**AIM**: Transcribe the material in full. Nothing should differ except that the pictures are left out.
▬▬▬
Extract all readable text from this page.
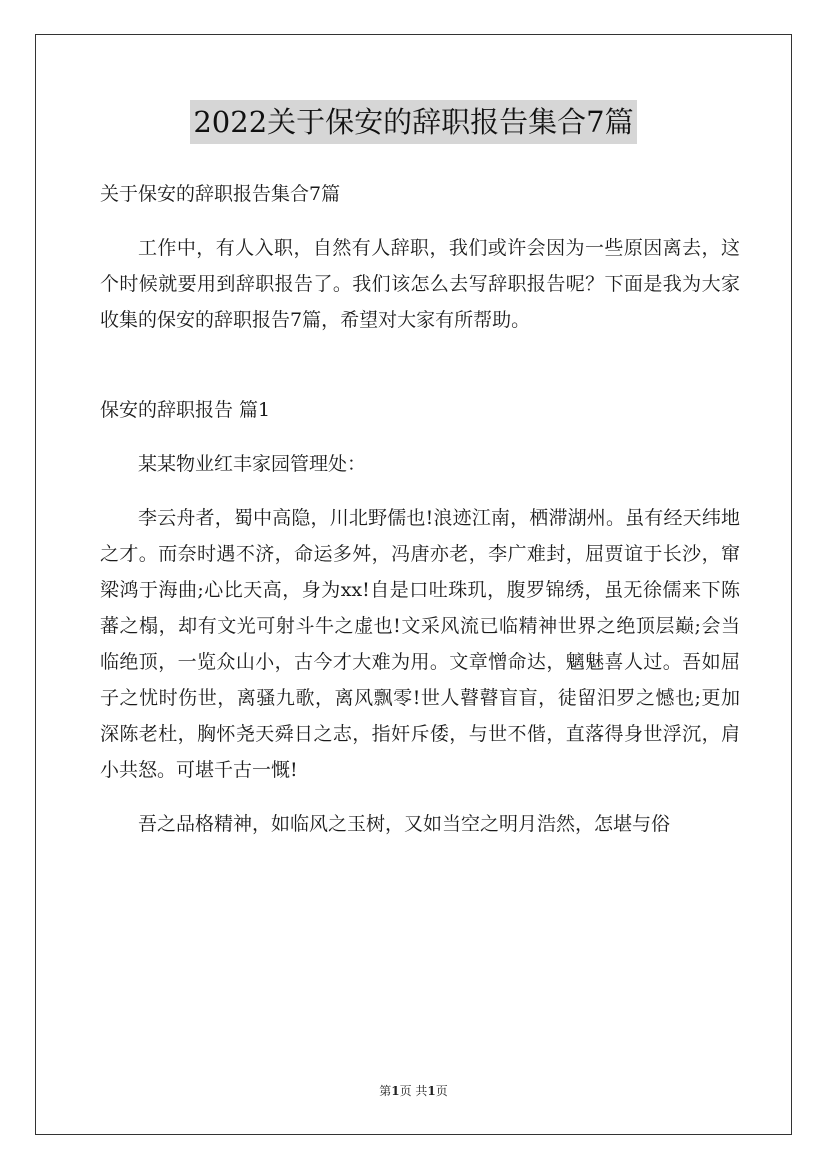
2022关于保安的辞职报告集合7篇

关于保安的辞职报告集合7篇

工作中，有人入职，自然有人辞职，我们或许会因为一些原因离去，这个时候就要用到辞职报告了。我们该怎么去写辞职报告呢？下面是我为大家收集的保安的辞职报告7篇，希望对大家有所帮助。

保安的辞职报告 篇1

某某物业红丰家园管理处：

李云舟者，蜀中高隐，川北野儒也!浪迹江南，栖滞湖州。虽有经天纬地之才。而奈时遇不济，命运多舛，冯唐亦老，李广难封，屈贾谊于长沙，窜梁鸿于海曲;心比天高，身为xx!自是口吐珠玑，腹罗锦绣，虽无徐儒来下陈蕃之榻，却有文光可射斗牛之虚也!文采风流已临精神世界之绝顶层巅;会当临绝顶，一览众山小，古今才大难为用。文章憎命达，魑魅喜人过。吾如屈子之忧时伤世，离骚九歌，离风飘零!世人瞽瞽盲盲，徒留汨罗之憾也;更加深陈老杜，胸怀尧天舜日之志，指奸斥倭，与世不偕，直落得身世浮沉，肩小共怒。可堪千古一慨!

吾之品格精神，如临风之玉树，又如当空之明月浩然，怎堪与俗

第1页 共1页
▬▬▬
**OUTPUT FOR THIS TASK**:
Extract all readable text from this page.
2022关于保安的辞职报告集合7篇

关于保安的辞职报告集合7篇

工作中，有人入职，自然有人辞职，我们或许会因为一些原因离去，这个时候就要用到辞职报告了。我们该怎么去写辞职报告呢？下面是我为大家收集的保安的辞职报告7篇，希望对大家有所帮助。

保安的辞职报告 篇1

某某物业红丰家园管理处：

李云舟者，蜀中高隐，川北野儒也!浪迹江南，栖滞湖州。虽有经天纬地之才。而奈时遇不济，命运多舛，冯唐亦老，李广难封，屈贾谊于长沙，窜梁鸿于海曲;心比天高，身为xx!自是口吐珠玑，腹罗锦绣，虽无徐儒来下陈蕃之榻，却有文光可射斗牛之虚也!文采风流已临精神世界之绝顶层巅;会当临绝顶，一览众山小，古今才大难为用。文章憎命达，魑魅喜人过。吾如屈子之忧时伤世，离骚九歌，离风飘零!世人瞽瞽盲盲，徒留汨罗之憾也;更加深陈老杜，胸怀尧天舜日之志，指奸斥倭，与世不偕，直落得身世浮沉，肩小共怒。可堪千古一慨!

吾之品格精神，如临风之玉树，又如当空之明月浩然，怎堪与俗

第1页 共1页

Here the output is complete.